§ **Page text**:

§ §

Opinion: Imran Khan's first challenge will be Pakistan's troubled economy

Written By: Umer Beigh
Delhi, India Published: Aug 06, 2018, 11:04 AM(IST)

File photo of Imran Khan. Photograph:( Reuters )

Story highlights

The concern for the US perhaps is that the new government could use IMF funds to pay off the opaque Chinese loans.

Besides political hurdles, the newly formed government in Pakistan will have to tackle the major economic challenge in the form of foreign exchange reserves that are depleting and the account deficit which are going high.  

The US Secretary of State Mike Pompeo on July 31 cautioned International Monetary Fund to reconsider its decision of bailout to Pakistan. The concern for the US perhaps is that the new government could use IMF funds to pay off the opaque Chinese loans.

“There is no rationale for IMF tax dollars and associated with that American dollars that are part of the IMF funding for those to go to bail out Chinese bondholders or China itself,”  the diplomat stated.

In the span of eight months from December 2017 to July 2018, the Pakistan rupee has faced devaluation by four folds. This has happened amidst the instability in ongoing trade flow where the push to export rates has weaken the currency value. Where the rise on oil prices has put more pressure to balance the payment considering third of country’s imports are based on oil.

§ §

(Element-and-box listings)
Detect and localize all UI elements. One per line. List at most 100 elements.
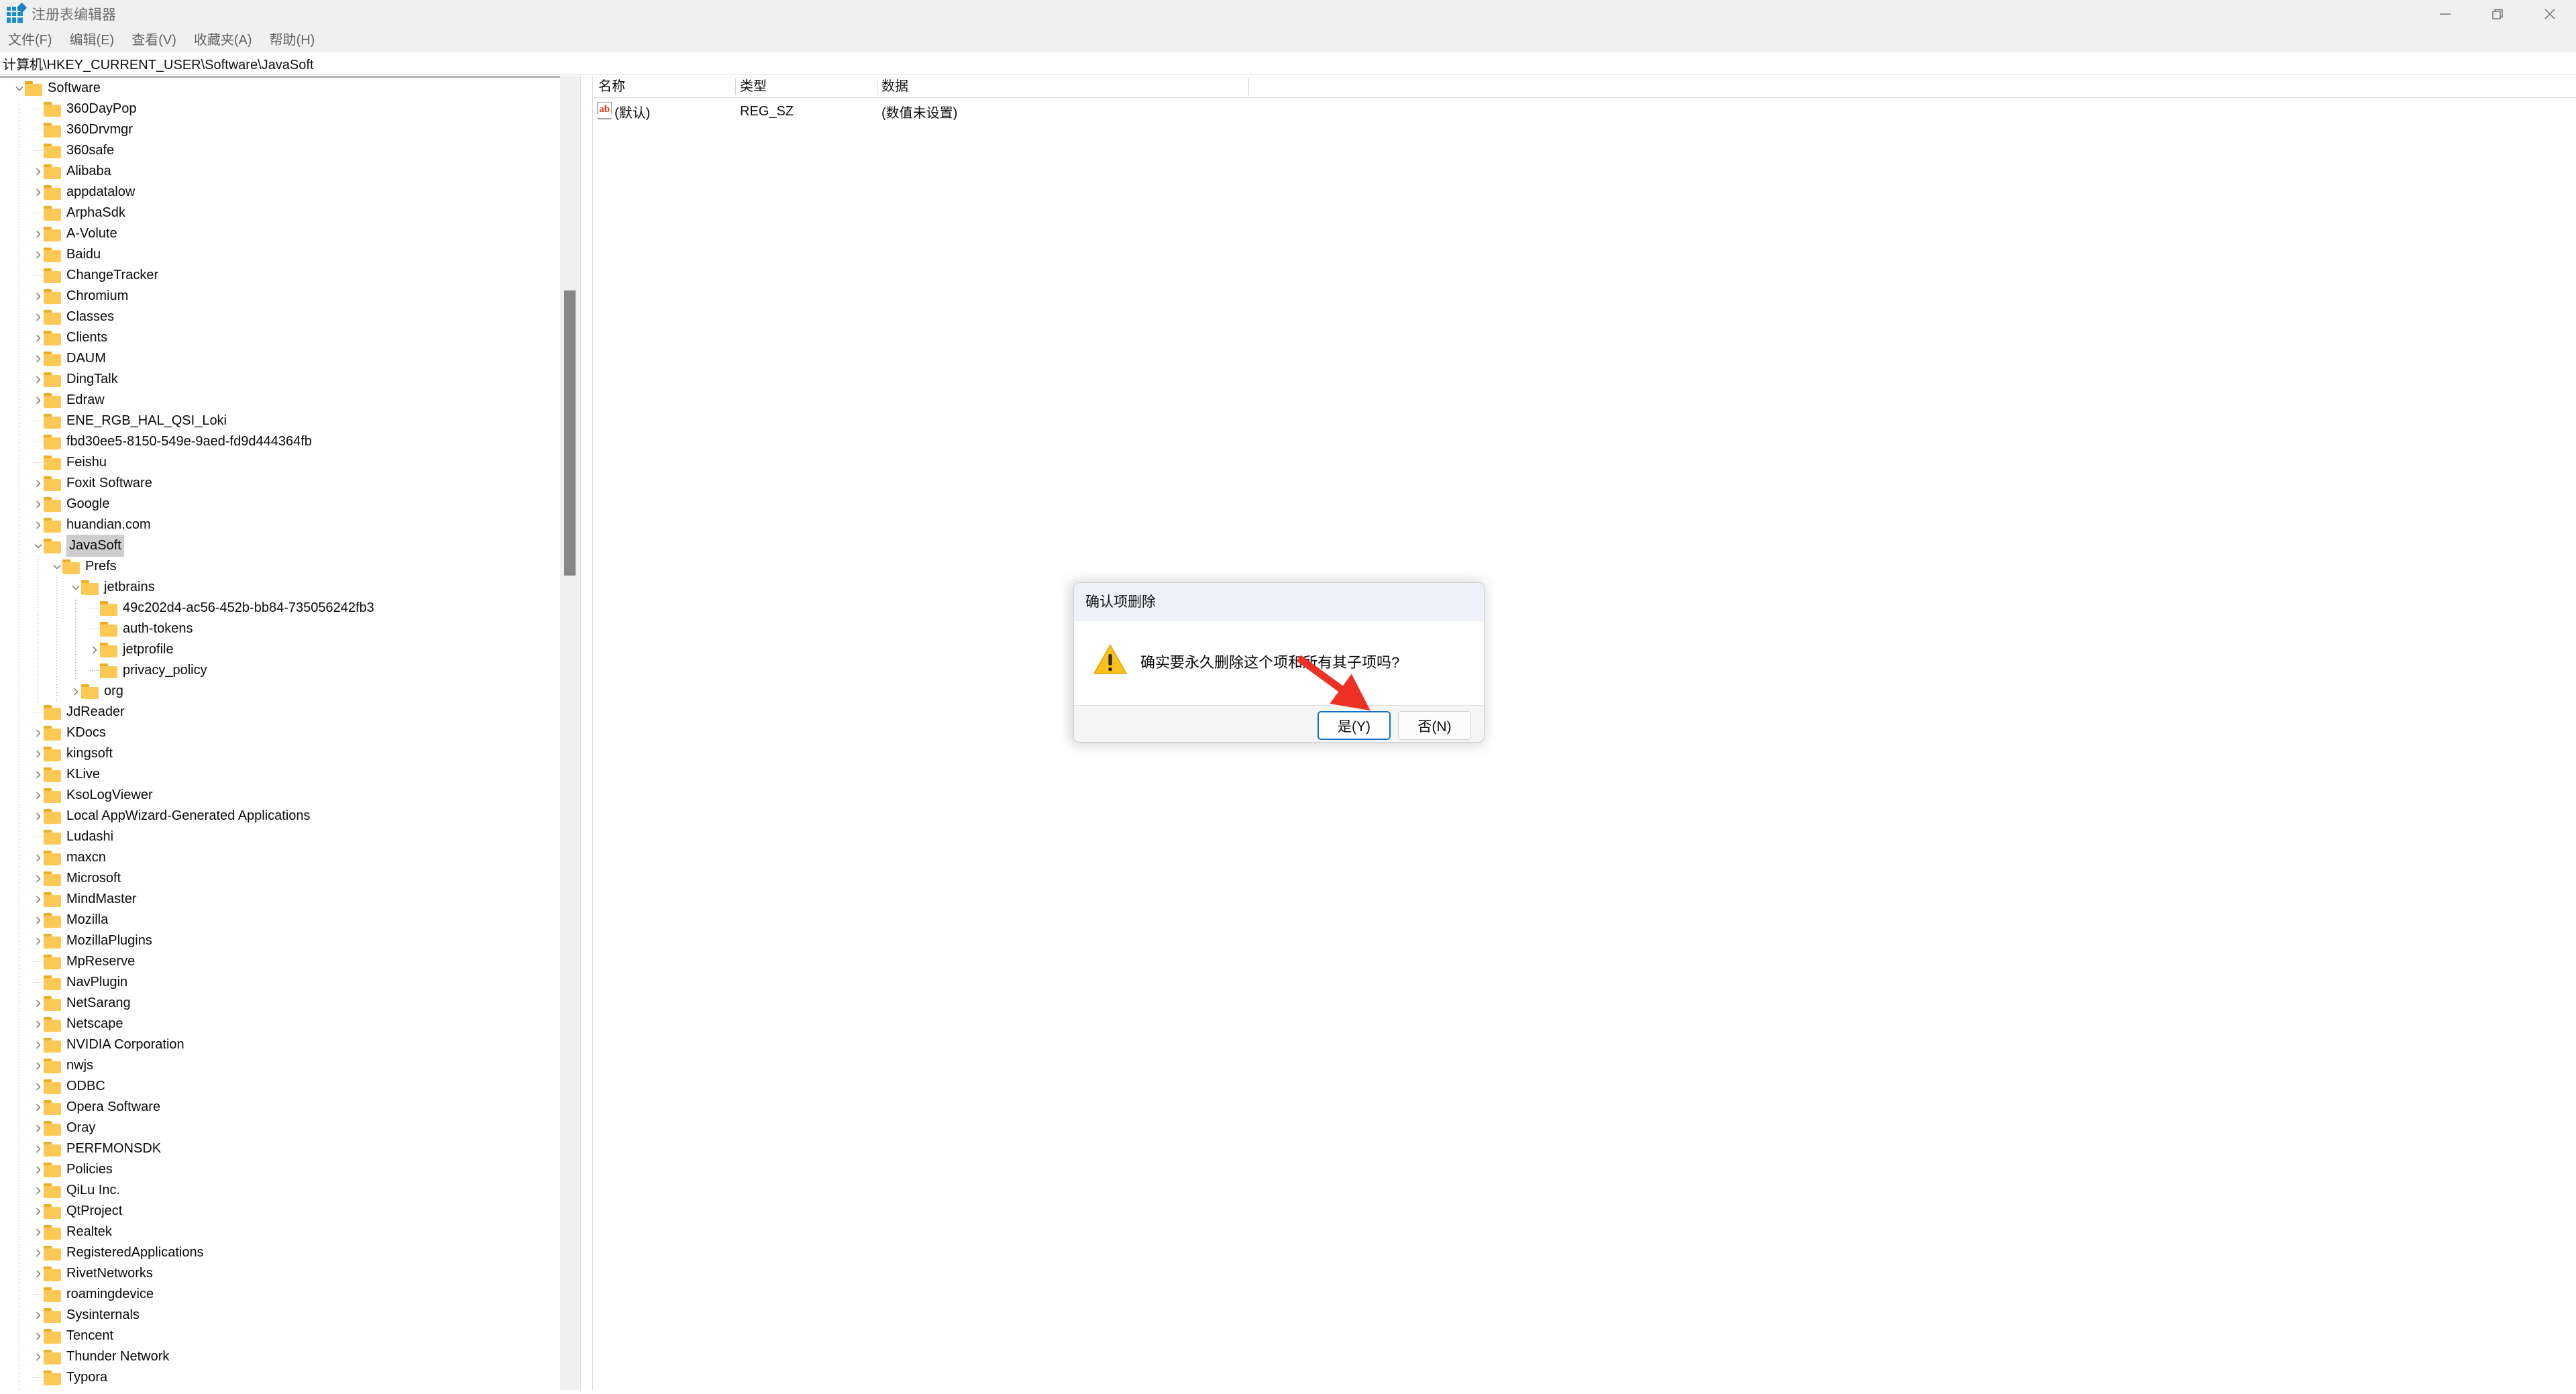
tree-item-360daypop[interactable]: 360DayPop	[0, 99, 561, 119]
tree-item-sysinternals[interactable]: Sysinternals	[0, 1305, 561, 1326]
tree-item-chromium[interactable]: Chromium	[0, 286, 561, 307]
tree-item-registeredapplications[interactable]: RegisteredApplications	[0, 1242, 561, 1263]
column-divider[interactable]	[735, 78, 736, 95]
tree-item-mindmaster[interactable]: MindMaster	[0, 889, 561, 910]
close-icon[interactable]	[2524, 0, 2576, 28]
values-column-header[interactable]: 名称 类型 数据	[594, 76, 2576, 98]
tree-item-clients[interactable]: Clients	[0, 327, 561, 348]
tree-item-jetbrains[interactable]: jetbrains	[0, 577, 561, 598]
tree-item-typora[interactable]: Typora	[0, 1367, 561, 1388]
tree-item-arphasdk[interactable]: ArphaSdk	[0, 203, 561, 223]
column-divider-end[interactable]	[1248, 78, 1249, 95]
tree-item-qilu-inc[interactable]: QiLu Inc.	[0, 1180, 561, 1201]
chevron-right-icon[interactable]	[32, 873, 44, 884]
chevron-right-icon[interactable]	[32, 1039, 44, 1051]
tree-item-maxcn[interactable]: maxcn	[0, 847, 561, 868]
tree-item-changetracker[interactable]: ChangeTracker	[0, 265, 561, 286]
chevron-right-icon[interactable]	[32, 1122, 44, 1134]
chevron-right-icon[interactable]	[32, 290, 44, 302]
tree-item-jdreader[interactable]: JdReader	[0, 702, 561, 722]
column-header-2[interactable]: 数据	[877, 76, 1248, 98]
tree-item-49c202d4-ac56-452b-bb84-735056242fb3[interactable]: 49c202d4-ac56-452b-bb84-735056242fb3	[0, 598, 561, 619]
chevron-right-icon[interactable]	[32, 249, 44, 260]
tree-item-foxit-software[interactable]: Foxit Software	[0, 473, 561, 494]
tree-item-tencent[interactable]: Tencent	[0, 1326, 561, 1346]
chevron-right-icon[interactable]	[32, 1247, 44, 1258]
chevron-right-icon[interactable]	[32, 914, 44, 926]
tree-item-policies[interactable]: Policies	[0, 1159, 561, 1180]
tree-vertical-scrollbar[interactable]	[560, 76, 580, 1390]
tree-item-kingsoft[interactable]: kingsoft	[0, 743, 561, 764]
chevron-right-icon[interactable]	[32, 852, 44, 863]
chevron-right-icon[interactable]	[32, 1330, 44, 1342]
tree-item-klive[interactable]: KLive	[0, 764, 561, 785]
chevron-right-icon[interactable]	[32, 478, 44, 489]
menu-item-edit[interactable]: 编辑(E)	[70, 28, 115, 52]
tree-item-google[interactable]: Google	[0, 494, 561, 515]
tree-item-alibaba[interactable]: Alibaba	[0, 161, 561, 182]
tree-item-360safe[interactable]: 360safe	[0, 140, 561, 161]
tree-item-thunder-network[interactable]: Thunder Network	[0, 1346, 561, 1367]
tree-item-feishu[interactable]: Feishu	[0, 452, 561, 473]
tree-item-navplugin[interactable]: NavPlugin	[0, 972, 561, 993]
chevron-right-icon[interactable]	[32, 166, 44, 177]
menu-item-file[interactable]: 文件(F)	[8, 28, 52, 52]
tree-item-edraw[interactable]: Edraw	[0, 390, 561, 411]
chevron-right-icon[interactable]	[32, 311, 44, 323]
tree-item-utforpc[interactable]: UTForPC	[0, 1388, 561, 1390]
tree-item-auth-tokens[interactable]: auth-tokens	[0, 619, 561, 639]
tree-item-perfmonsdk[interactable]: PERFMONSDK	[0, 1138, 561, 1159]
tree-item-baidu[interactable]: Baidu	[0, 244, 561, 265]
chevron-right-icon[interactable]	[32, 394, 44, 406]
chevron-right-icon[interactable]	[32, 498, 44, 510]
column-header-1[interactable]: 类型	[735, 76, 877, 98]
tree-item-roamingdevice[interactable]: roamingdevice	[0, 1284, 561, 1305]
chevron-right-icon[interactable]	[32, 1351, 44, 1362]
minimize-icon[interactable]	[2419, 0, 2471, 28]
chevron-right-icon[interactable]	[32, 1185, 44, 1196]
tree-item-microsoft[interactable]: Microsoft	[0, 868, 561, 889]
chevron-right-icon[interactable]	[32, 186, 44, 198]
no-button[interactable]: 否(N)	[1398, 711, 1471, 740]
chevron-right-icon[interactable]	[32, 353, 44, 364]
tree-item-dingtalk[interactable]: DingTalk	[0, 369, 561, 390]
tree-item-mozilla[interactable]: Mozilla	[0, 910, 561, 930]
tree-item-prefs[interactable]: Prefs	[0, 556, 561, 577]
tree-item-fbd30ee5-8150-549e-9aed-fd9d444364fb[interactable]: fbd30ee5-8150-549e-9aed-fd9d444364fb	[0, 431, 561, 452]
chevron-right-icon[interactable]	[32, 810, 44, 822]
chevron-right-icon[interactable]	[89, 644, 100, 655]
chevron-right-icon[interactable]	[32, 894, 44, 905]
chevron-right-icon[interactable]	[70, 686, 81, 697]
chevron-right-icon[interactable]	[32, 1102, 44, 1113]
tree-item-ene-rgb-hal-qsi-loki[interactable]: ENE_RGB_HAL_QSI_Loki	[0, 411, 561, 431]
chevron-right-icon[interactable]	[32, 228, 44, 239]
chevron-right-icon[interactable]	[32, 748, 44, 759]
menu-item-help[interactable]: 帮助(H)	[270, 28, 315, 52]
tree-item-nvidia-corporation[interactable]: NVIDIA Corporation	[0, 1034, 561, 1055]
chevron-right-icon[interactable]	[32, 519, 44, 531]
tree-item-netsarang[interactable]: NetSarang	[0, 993, 561, 1014]
chevron-right-icon[interactable]	[32, 1143, 44, 1155]
chevron-right-icon[interactable]	[32, 1226, 44, 1238]
tree-item-jetprofile[interactable]: jetprofile	[0, 639, 561, 660]
tree-item-mpreserve[interactable]: MpReserve	[0, 951, 561, 972]
chevron-right-icon[interactable]	[32, 1081, 44, 1092]
chevron-right-icon[interactable]	[32, 727, 44, 739]
address-bar[interactable]: 计算机\HKEY_CURRENT_USER\Software\JavaSoft	[0, 52, 2576, 75]
chevron-right-icon[interactable]	[32, 332, 44, 343]
yes-button[interactable]: 是(Y)	[1318, 711, 1391, 740]
chevron-right-icon[interactable]	[32, 374, 44, 385]
menu-item-favorites[interactable]: 收藏夹(A)	[194, 28, 252, 52]
tree-item-ludashi[interactable]: Ludashi	[0, 826, 561, 847]
tree-item-local-appwizard-generated-applications[interactable]: Local AppWizard-Generated Applications	[0, 806, 561, 826]
tree-item-opera-software[interactable]: Opera Software	[0, 1097, 561, 1118]
value-row[interactable]: ab (默认) REG_SZ (数值未设置)	[594, 100, 2539, 123]
tree-item-org[interactable]: org	[0, 681, 561, 702]
chevron-right-icon[interactable]	[32, 1268, 44, 1279]
chevron-right-icon[interactable]	[32, 1205, 44, 1217]
chevron-right-icon[interactable]	[32, 1309, 44, 1321]
chevron-right-icon[interactable]	[32, 769, 44, 780]
chevron-down-icon[interactable]	[51, 561, 62, 572]
tree-item-appdatalow[interactable]: appdatalow	[0, 182, 561, 203]
tree-item-rivetnetworks[interactable]: RivetNetworks	[0, 1263, 561, 1284]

§ §

§ **Exercise instructions**:
**1)** Do the following statements agree with the opinion piece on Pakistan's economy? Answer yes or no for each, and quote the words from the piece that decide it.
(a) Mike Pompeo cautioned the International Monetary Fund on July 31.
(b) The piece was published from Islamabad.
(c) About a third of Pakistan's imports are based on oil.
**2)** Who is named as the writer of the opinion piece on Pakistan's economy?
**3)** Carry on the opinion piece on Pakistan's economy from where it stops.

§ **Outputs for the tasks**:
**1)**
(a) Yes: "The US Secretary of State Mike Pompeo on July 31 cautioned International Monetary Fund to reconsider its decision of bailout to Pakistan."
(b) No: "Delhi, India Published: Aug 06, 2018, 11:04 AM(IST)"
(c) Yes: "third of country’s imports are based on oil"

**2)** Umer Beigh.

**3)**
The trade deficit of Pakistan at present is around $37.6 billion whereas the deficit in previous year was around $30 billion. The reason for this crisis is the imbalance in exchange - imports are increasing and have reached to $60.8 billion in comparison to the exports that has declined to $18.5 billion. Since 2013 Pakistan has followed a policy of import substitution rather than export promotion.

“Since 1980, exports from India and Bangladesh have grown at a rate that is more than five times that of the growth of Pakistan’s exports,” the economist Atif Mian noted.

The current foreign exchange reserves has also fallen short at $9063.6 million which is said to be four-year low.

Out of many problems, which the new government is expected to fix, one is to improve low tax compliance. Though the country huge tax revenue comes from indirect imposes, but many argue there is a huge amount of untaxed money in the real estate, which count as non-declaration of income that needs to scrutinised.

Bank of Pakistan estimates the country’s foreign investment in 2016 has dropped to 74.6 per cent.

Although there were 2.8 million income tax payers recorded in 2006, this level has also dropped to 7.6 lakh which indicates that only 0.5 per cent of entire population could paid taxes. 

The shortcoming in regulating financial system is what creates a chronic problem which facilitates the money laundering and tax evasion thus puncturing the overall balance of payment.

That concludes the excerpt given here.